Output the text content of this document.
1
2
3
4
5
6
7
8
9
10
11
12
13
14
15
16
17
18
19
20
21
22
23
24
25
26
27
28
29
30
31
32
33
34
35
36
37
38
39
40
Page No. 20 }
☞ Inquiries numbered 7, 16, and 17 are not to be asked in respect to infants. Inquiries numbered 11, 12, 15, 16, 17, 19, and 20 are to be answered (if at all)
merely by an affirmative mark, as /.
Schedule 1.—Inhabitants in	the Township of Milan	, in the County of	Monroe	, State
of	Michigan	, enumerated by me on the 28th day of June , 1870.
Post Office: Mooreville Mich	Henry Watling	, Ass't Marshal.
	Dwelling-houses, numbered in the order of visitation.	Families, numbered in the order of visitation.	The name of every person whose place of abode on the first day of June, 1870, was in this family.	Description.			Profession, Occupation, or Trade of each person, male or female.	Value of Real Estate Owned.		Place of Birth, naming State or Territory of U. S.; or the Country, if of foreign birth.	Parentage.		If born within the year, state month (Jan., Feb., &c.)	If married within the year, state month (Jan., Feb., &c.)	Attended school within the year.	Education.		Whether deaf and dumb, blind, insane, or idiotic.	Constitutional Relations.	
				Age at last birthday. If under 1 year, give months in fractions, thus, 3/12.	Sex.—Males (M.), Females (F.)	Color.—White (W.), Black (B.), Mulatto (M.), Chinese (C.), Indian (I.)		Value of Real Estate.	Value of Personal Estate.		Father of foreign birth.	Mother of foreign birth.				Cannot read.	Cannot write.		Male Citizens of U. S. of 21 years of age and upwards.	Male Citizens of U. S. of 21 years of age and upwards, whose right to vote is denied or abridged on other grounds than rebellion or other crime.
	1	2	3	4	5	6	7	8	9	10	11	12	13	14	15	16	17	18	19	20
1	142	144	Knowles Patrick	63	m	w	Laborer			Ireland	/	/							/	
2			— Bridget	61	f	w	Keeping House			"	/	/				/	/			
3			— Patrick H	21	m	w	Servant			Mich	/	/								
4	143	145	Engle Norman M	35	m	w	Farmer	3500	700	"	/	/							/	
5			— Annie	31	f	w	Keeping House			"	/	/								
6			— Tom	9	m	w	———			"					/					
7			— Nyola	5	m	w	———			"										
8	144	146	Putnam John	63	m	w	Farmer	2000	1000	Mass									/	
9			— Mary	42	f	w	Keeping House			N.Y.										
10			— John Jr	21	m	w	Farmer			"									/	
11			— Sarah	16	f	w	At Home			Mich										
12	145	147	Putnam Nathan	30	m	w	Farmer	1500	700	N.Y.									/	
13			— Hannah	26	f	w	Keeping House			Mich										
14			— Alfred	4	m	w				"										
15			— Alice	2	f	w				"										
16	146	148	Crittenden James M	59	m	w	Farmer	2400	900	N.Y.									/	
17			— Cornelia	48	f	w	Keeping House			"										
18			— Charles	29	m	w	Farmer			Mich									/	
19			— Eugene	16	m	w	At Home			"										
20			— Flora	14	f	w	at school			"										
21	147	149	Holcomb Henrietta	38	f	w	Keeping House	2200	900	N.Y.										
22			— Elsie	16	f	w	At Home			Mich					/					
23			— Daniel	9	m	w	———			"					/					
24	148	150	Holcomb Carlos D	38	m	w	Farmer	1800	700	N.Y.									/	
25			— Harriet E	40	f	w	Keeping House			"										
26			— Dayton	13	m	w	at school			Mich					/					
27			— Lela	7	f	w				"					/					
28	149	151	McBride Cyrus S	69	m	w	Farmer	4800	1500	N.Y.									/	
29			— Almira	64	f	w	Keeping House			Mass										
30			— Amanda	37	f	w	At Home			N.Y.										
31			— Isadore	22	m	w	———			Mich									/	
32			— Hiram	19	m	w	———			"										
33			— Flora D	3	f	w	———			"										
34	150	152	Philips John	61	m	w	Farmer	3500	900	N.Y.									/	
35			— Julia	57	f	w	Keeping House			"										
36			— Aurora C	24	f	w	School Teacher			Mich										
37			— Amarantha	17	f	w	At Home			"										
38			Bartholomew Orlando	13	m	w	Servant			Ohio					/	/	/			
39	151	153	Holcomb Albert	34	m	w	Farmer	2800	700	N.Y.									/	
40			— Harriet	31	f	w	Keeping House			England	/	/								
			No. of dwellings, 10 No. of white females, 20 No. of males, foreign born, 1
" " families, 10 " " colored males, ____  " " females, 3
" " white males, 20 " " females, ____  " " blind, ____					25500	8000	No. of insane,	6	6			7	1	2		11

TASK: Transcribe all of the lines in the records precisely.

FINAL RESULT:
Output the text content of this document.
1
2
3
4
5
6
7
8
9
10
11
12
13
14
15
16
17
18
19
20
21
22
23
24
25
26
27
28
29
30
31
32
33
34
35
36
37
38
39
40
Page No. 20 }
☞ Inquiries numbered 7, 16, and 17 are not to be asked in respect to infants. Inquiries numbered 11, 12, 15, 16, 17, 19, and 20 are to be answered (if at all)
merely by an affirmative mark, as /.
Schedule 1.—Inhabitants in	the Township of Milan	, in the County of	Monroe	, State
of	Michigan	, enumerated by me on the 28th day of June , 1870.
Post Office: Mooreville Mich	Henry Watling	, Ass't Marshal.
	Dwelling-houses, numbered in the order of visitation.	Families, numbered in the order of visitation.	The name of every person whose place of abode on the first day of June, 1870, was in this family.	Description.			Profession, Occupation, or Trade of each person, male or female.	Value of Real Estate Owned.		Place of Birth, naming State or Territory of U. S.; or the Country, if of foreign birth.	Parentage.		If born within the year, state month (Jan., Feb., &c.)	If married within the year, state month (Jan., Feb., &c.)	Attended school within the year.	Education.		Whether deaf and dumb, blind, insane, or idiotic.	Constitutional Relations.	
				Age at last birthday. If under 1 year, give months in fractions, thus, 3/12.	Sex.—Males (M.), Females (F.)	Color.—White (W.), Black (B.), Mulatto (M.), Chinese (C.), Indian (I.)		Value of Real Estate.	Value of Personal Estate.		Father of foreign birth.	Mother of foreign birth.				Cannot read.	Cannot write.		Male Citizens of U. S. of 21 years of age and upwards.	Male Citizens of U. S. of 21 years of age and upwards, whose right to vote is denied or abridged on other grounds than rebellion or other crime.
	1	2	3	4	5	6	7	8	9	10	11	12	13	14	15	16	17	18	19	20
1	142	144	Knowles Patrick	63	m	w	Laborer			Ireland	/	/							/	
2			— Bridget	61	f	w	Keeping House			"	/	/				/	/			
3			— Patrick H	21	m	w	Servant			Mich	/	/								
4	143	145	Engle Norman M	35	m	w	Farmer	3500	700	"	/	/							/	
5			— Annie	31	f	w	Keeping House			"	/	/								
6			— Tom	9	m	w	———			"					/					
7			— Nyola	5	m	w	———			"										
8	144	146	Putnam John	63	m	w	Farmer	2000	1000	Mass									/	
9			— Mary	42	f	w	Keeping House			N.Y.										
10			— John Jr	21	m	w	Farmer			"									/	
11			— Sarah	16	f	w	At Home			Mich										
12	145	147	Putnam Nathan	30	m	w	Farmer	1500	700	N.Y.									/	
13			— Hannah	26	f	w	Keeping House			Mich										
14			— Alfred	4	m	w				"										
15			— Alice	2	f	w				"										
16	146	148	Crittenden James M	59	m	w	Farmer	2400	900	N.Y.									/	
17			— Cornelia	48	f	w	Keeping House			"										
18			— Charles	29	m	w	Farmer			Mich									/	
19			— Eugene	16	m	w	At Home			"										
20			— Flora	14	f	w	at school			"										
21	147	149	Holcomb Henrietta	38	f	w	Keeping House	2200	900	N.Y.										
22			— Elsie	16	f	w	At Home			Mich					/					
23			— Daniel	9	m	w	———			"					/					
24	148	150	Holcomb Carlos D	38	m	w	Farmer	1800	700	N.Y.									/	
25			— Harriet E	40	f	w	Keeping House			"										
26			— Dayton	13	m	w	at school			Mich					/					
27			— Lela	7	f	w				"					/					
28	149	151	McBride Cyrus S	69	m	w	Farmer	4800	1500	N.Y.									/	
29			— Almira	64	f	w	Keeping House			Mass										
30			— Amanda	37	f	w	At Home			N.Y.										
31			— Isadore	22	m	w	———			Mich									/	
32			— Hiram	19	m	w	———			"										
33			— Flora D	3	f	w	———			"										
34	150	152	Philips John	61	m	w	Farmer	3500	900	N.Y.									/	
35			— Julia	57	f	w	Keeping House			"										
36			— Aurora C	24	f	w	School Teacher			Mich										
37			— Amarantha	17	f	w	At Home			"										
38			Bartholomew Orlando	13	m	w	Servant			Ohio					/	/	/			
39	151	153	Holcomb Albert	34	m	w	Farmer	2800	700	N.Y.									/	
40			— Harriet	31	f	w	Keeping House			England	/	/								
			No. of dwellings, 10 No. of white females, 20 No. of males, foreign born, 1
" " families, 10 " " colored males, ____  " " females, 3
" " white males, 20 " " females, ____  " " blind, ____					25500	8000	No. of insane,	6	6			7	1	2		11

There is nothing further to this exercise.